-- Document passage follows --

Variable Median (IQR) | Sepsis | Septic shock | Post‐surgery | P value |
---|---|---|---|---|
PLT (1012/L) | 186.00 (121.50,294.00) | 118.50 (83.00,116.75) | 160.00 (109.00,238.00) | .053 |
APTT (s) | 31.80 (28.35,37.20) | 39.10 (32.00,48.36) | 28.00 (25.70,31.20) | <.05 |
PT (s) | 12.90 (11.85,14.00) | 16.85 (14.37,18.475) | 13.00 (12.20,14.05) | <.05 |
TT (s) | 16.90 (16.30,17.85) | 17.25 (16.10,18.95) | 17.30 (16.40,18.00) | .894 |
INR | 1.06 (1.00,1.19) | 1.45 (1,23,1.58) | 1.10 (1.03,1.19) | <.05 |
Fg (g/L) | 4.40 (2.95,5.05) | 4.05 (2.60,4.80) | 2.90 (2.30,3.45) | <.05 |
D‐dimer (mg/L) | 5.50 (2.99,9.41) | 7.05 (4.25,14.65) | 3.11 (1.72,4.90) | <.05 |
Data are presented as median (IQR).
Table 7.
Variable | Correlation (r) | P |
---|---|---|
Ang1 | ||
APTT | −.092 | .432 |
PT | −.031 | .790 |
TT | .153 | .187 |
INR | −.018 | .876 |
Fg | −.028 | .810 |
D‐dimer | −.049 | .677 |
Ang2 | ||
APTT | .439 | <.05* |
PT | .451 | <.05* |
TT | −.032 | .787 |
INR | .447 | <.05* |
Fg | .263 | <.05* |
D‐dimer | .366 | <.05* |
P < .05.
4. DISCUSSION
The present study evaluated the diagnostic values of MCP1, PTX3, Ang1 and Ang2 in patients with sepsis and septic shock according to the latest Sepsis 3.0 definitions. The results showed that MCP1, PTX3 and Ang2 had higher levels in sepsis patients, especially in those with septic shock, compared with controls. Moreover, PTX3, MCP1 and Ang2 had high AUROC values in patients with septic shock on the first day of sepsis onset.

-- Document passage concluded --

- [Work required]
Please name the markers that the sepsis study excerpt's discussion reports as higher in sepsis patients than in controls.

-- Records shown follows --

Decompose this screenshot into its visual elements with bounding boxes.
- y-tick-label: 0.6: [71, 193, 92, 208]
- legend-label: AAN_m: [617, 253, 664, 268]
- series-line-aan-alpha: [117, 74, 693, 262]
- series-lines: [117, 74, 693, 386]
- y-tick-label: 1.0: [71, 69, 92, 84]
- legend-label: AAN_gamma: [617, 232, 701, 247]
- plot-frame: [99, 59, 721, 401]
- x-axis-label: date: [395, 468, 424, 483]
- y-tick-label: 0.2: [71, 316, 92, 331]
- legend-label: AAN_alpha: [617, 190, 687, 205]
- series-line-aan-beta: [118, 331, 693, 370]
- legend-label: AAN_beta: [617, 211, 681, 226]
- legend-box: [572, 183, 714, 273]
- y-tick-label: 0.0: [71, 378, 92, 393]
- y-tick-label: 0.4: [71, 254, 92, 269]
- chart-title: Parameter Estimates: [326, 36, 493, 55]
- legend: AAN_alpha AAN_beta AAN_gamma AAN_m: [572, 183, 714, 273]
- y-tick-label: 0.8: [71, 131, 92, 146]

-- Records shown concluded --

- [Written reply]
MCP1, PTX3 and Ang2.